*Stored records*
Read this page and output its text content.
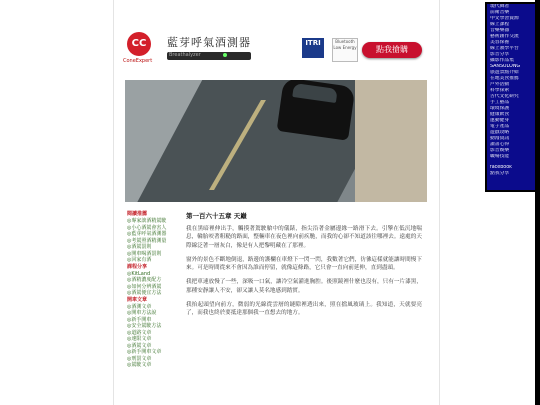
CC
ConeExpert
藍芽呼氣酒測器
Breathalyzer
ITRI	Bluetooth Low Energy	點我搶購
閱讀推薦
◎專家談酒精駕駛
◎小心酒駕會害人
◎藍芽呼氣酒測器
◎考駕照酒精測量
◎酒駕罰則
◎開車喝酒罰則
◎回家有酒
課程分享
◎KitLand
◎酒精濃度配方
◎如何分辨酒駕
◎酒駕便宜方法
開車文章
◎酒測文章
◎開車方法說
◎新手開車
◎安全駕駛方法
◎道路文章
◎速限文章
◎酒駕文章
◎新手開車文章
◎刑罰文章
◎駕駛文章
第一百六十五章 天巔

我在黑暗裡伸出手，觸摸著駕駛艙中的儀錶，指尖沿著金屬邊緣一路滑下去。引擎在低沉地喘息，輪胎咬著粗糙的路面，整輛車在夜色裡向前疾馳，而我的心卻不知道該往哪裡去。遠處的天際線泛著一層灰白，像是有人把黎明藏在了那裡。

窗外的景色不斷地倒退，路邊的護欄在車燈下一閃一閃，我數著它們，彷彿這樣就能讓時間慢下來。可是時間從來不會因為誰而停留，就像這條路，它只會一直向前延伸，直到盡頭。

我把車速放慢了一些，深吸一口氣，讓冷空氣灌進胸腔。後照鏡裡什麼也沒有，只有一片漆黑，那種安靜讓人不安，卻又讓人莫名地感到踏實。

我抬起頭望向前方，微弱的光線從雲層的縫隙裡透出來，照在擋風玻璃上。我知道，天就要亮了，而我也終於要抵達那個我一直想去的地方。

現代舞者
前衛音樂
中文學習資源
線上課程
音樂樂器
藝術創作交流
美容保養
線上教學平台
影音分享
攝影作品集
SANSULONG
旅遊景點介紹
在地美食推薦
戶外活動
科學探索
古代文化研究
手工藝品
環境保護
健康飲食
運動健身
電子產品
遊戲攻略
動漫資訊
讀書心得
影音娛樂
職場技能
facebook
點我分享
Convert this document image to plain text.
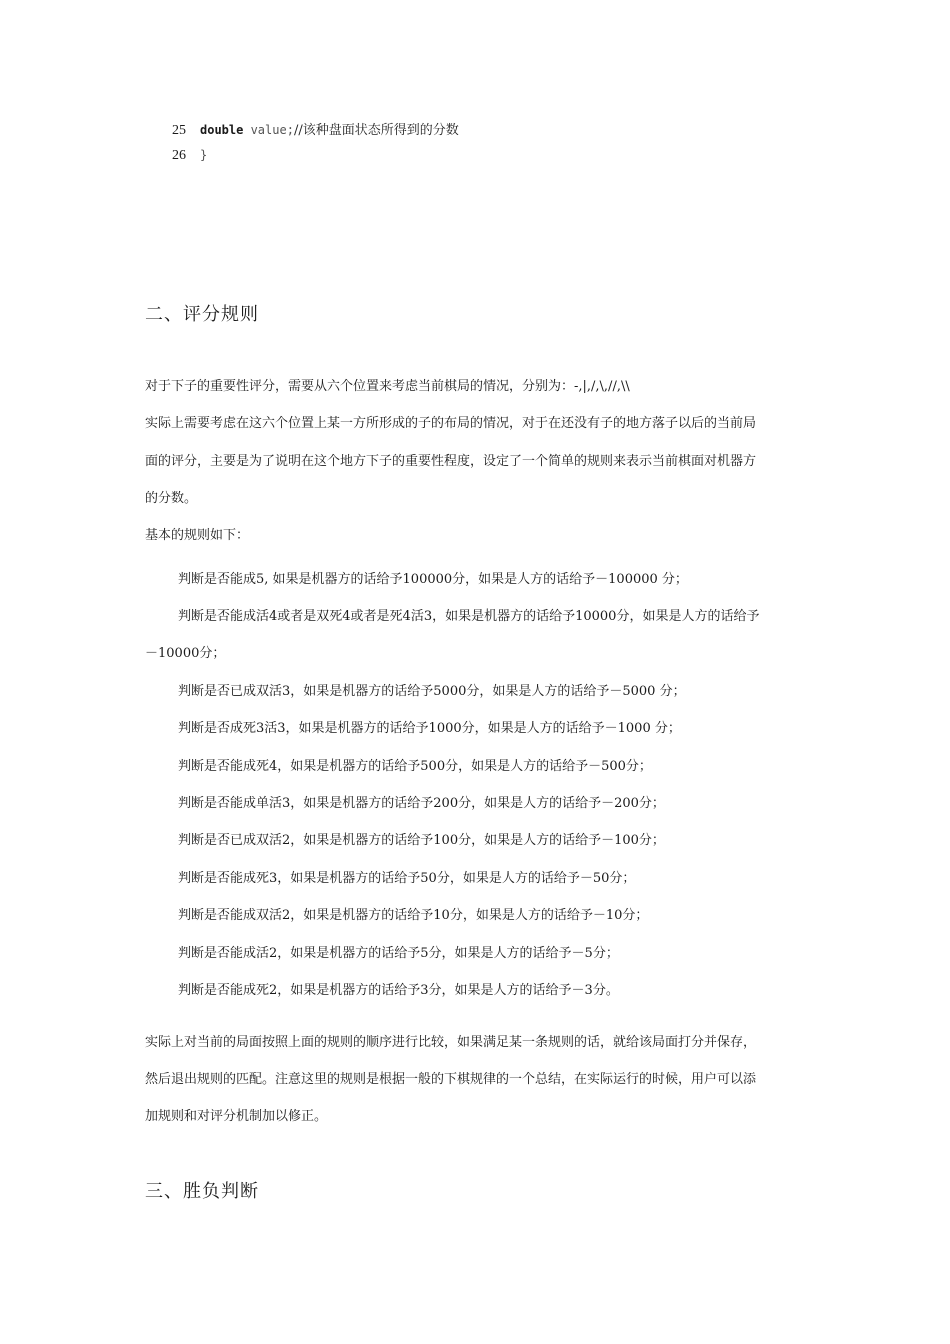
25 double value;//该种盘面状态所得到的分数
26 }
二、评分规则
对于下子的重要性评分，需要从六个位置来考虑当前棋局的情况，分别为：-,|,/,\,//,\\
实际上需要考虑在这六个位置上某一方所形成的子的布局的情况，对于在还没有子的地方落子以后的当前局
面的评分，主要是为了说明在这个地方下子的重要性程度，设定了一个简单的规则来表示当前棋面对机器方
的分数。
基本的规则如下：
判断是否能成5, 如果是机器方的话给予100000分，如果是人方的话给予－100000 分；
判断是否能成活4或者是双死4或者是死4活3，如果是机器方的话给予10000分，如果是人方的话给予
－10000分；
判断是否已成双活3，如果是机器方的话给予5000分，如果是人方的话给予－5000 分；
判断是否成死3活3，如果是机器方的话给予1000分，如果是人方的话给予－1000 分；
判断是否能成死4，如果是机器方的话给予500分，如果是人方的话给予－500分；
判断是否能成单活3，如果是机器方的话给予200分，如果是人方的话给予－200分；
判断是否已成双活2，如果是机器方的话给予100分，如果是人方的话给予－100分；
判断是否能成死3，如果是机器方的话给予50分，如果是人方的话给予－50分；
判断是否能成双活2，如果是机器方的话给予10分，如果是人方的话给予－10分；
判断是否能成活2，如果是机器方的话给予5分，如果是人方的话给予－5分；
判断是否能成死2，如果是机器方的话给予3分，如果是人方的话给予－3分。
实际上对当前的局面按照上面的规则的顺序进行比较，如果满足某一条规则的话，就给该局面打分并保存，
然后退出规则的匹配。注意这里的规则是根据一般的下棋规律的一个总结，在实际运行的时候，用户可以添
加规则和对评分机制加以修正。
三、胜负判断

*Your goal*
Every entry above is to be set down exactly; the pictures are to be left out.

*Answer for the task*
Read this page and output its text content.
CC
ConeExpert
藍芽呼氣酒測器
Breathalyzer
ITRI	Bluetooth Low Energy	點我搶購
閱讀推薦
◎專家談酒精駕駛
◎小心酒駕會害人
◎藍芽呼氣酒測器
◎考駕照酒精測量
◎酒駕罰則
◎開車喝酒罰則
◎回家有酒
課程分享
◎KitLand
◎酒精濃度配方
◎如何分辨酒駕
◎酒駕便宜方法
開車文章
◎酒測文章
◎開車方法說
◎新手開車
◎安全駕駛方法
◎道路文章
◎速限文章
◎酒駕文章
◎新手開車文章
◎刑罰文章
◎駕駛文章
第一百六十五章 天巔

我在黑暗裡伸出手，觸摸著駕駛艙中的儀錶，指尖沿著金屬邊緣一路滑下去。引擎在低沉地喘息，輪胎咬著粗糙的路面，整輛車在夜色裡向前疾馳，而我的心卻不知道該往哪裡去。遠處的天際線泛著一層灰白，像是有人把黎明藏在了那裡。

窗外的景色不斷地倒退，路邊的護欄在車燈下一閃一閃，我數著它們，彷彿這樣就能讓時間慢下來。可是時間從來不會因為誰而停留，就像這條路，它只會一直向前延伸，直到盡頭。

我把車速放慢了一些，深吸一口氣，讓冷空氣灌進胸腔。後照鏡裡什麼也沒有，只有一片漆黑，那種安靜讓人不安，卻又讓人莫名地感到踏實。

我抬起頭望向前方，微弱的光線從雲層的縫隙裡透出來，照在擋風玻璃上。我知道，天就要亮了，而我也終於要抵達那個我一直想去的地方。

現代舞者
前衛音樂
中文學習資源
線上課程
音樂樂器
藝術創作交流
美容保養
線上教學平台
影音分享
攝影作品集
SANSULONG
旅遊景點介紹
在地美食推薦
戶外活動
科學探索
古代文化研究
手工藝品
環境保護
健康飲食
運動健身
電子產品
遊戲攻略
動漫資訊
讀書心得
影音娛樂
職場技能
facebook
點我分享
Convert this document image to plain text.
25 double value;//该种盘面状态所得到的分数
26 }
二、评分规则
对于下子的重要性评分，需要从六个位置来考虑当前棋局的情况，分别为：-,|,/,\,//,\\
实际上需要考虑在这六个位置上某一方所形成的子的布局的情况，对于在还没有子的地方落子以后的当前局
面的评分，主要是为了说明在这个地方下子的重要性程度，设定了一个简单的规则来表示当前棋面对机器方
的分数。
基本的规则如下：
判断是否能成5, 如果是机器方的话给予100000分，如果是人方的话给予－100000 分；
判断是否能成活4或者是双死4或者是死4活3，如果是机器方的话给予10000分，如果是人方的话给予
－10000分；
判断是否已成双活3，如果是机器方的话给予5000分，如果是人方的话给予－5000 分；
判断是否成死3活3，如果是机器方的话给予1000分，如果是人方的话给予－1000 分；
判断是否能成死4，如果是机器方的话给予500分，如果是人方的话给予－500分；
判断是否能成单活3，如果是机器方的话给予200分，如果是人方的话给予－200分；
判断是否已成双活2，如果是机器方的话给予100分，如果是人方的话给予－100分；
判断是否能成死3，如果是机器方的话给予50分，如果是人方的话给予－50分；
判断是否能成双活2，如果是机器方的话给予10分，如果是人方的话给予－10分；
判断是否能成活2，如果是机器方的话给予5分，如果是人方的话给予－5分；
判断是否能成死2，如果是机器方的话给予3分，如果是人方的话给予－3分。
实际上对当前的局面按照上面的规则的顺序进行比较，如果满足某一条规则的话，就给该局面打分并保存，
然后退出规则的匹配。注意这里的规则是根据一般的下棋规律的一个总结，在实际运行的时候，用户可以添
加规则和对评分机制加以修正。
三、胜负判断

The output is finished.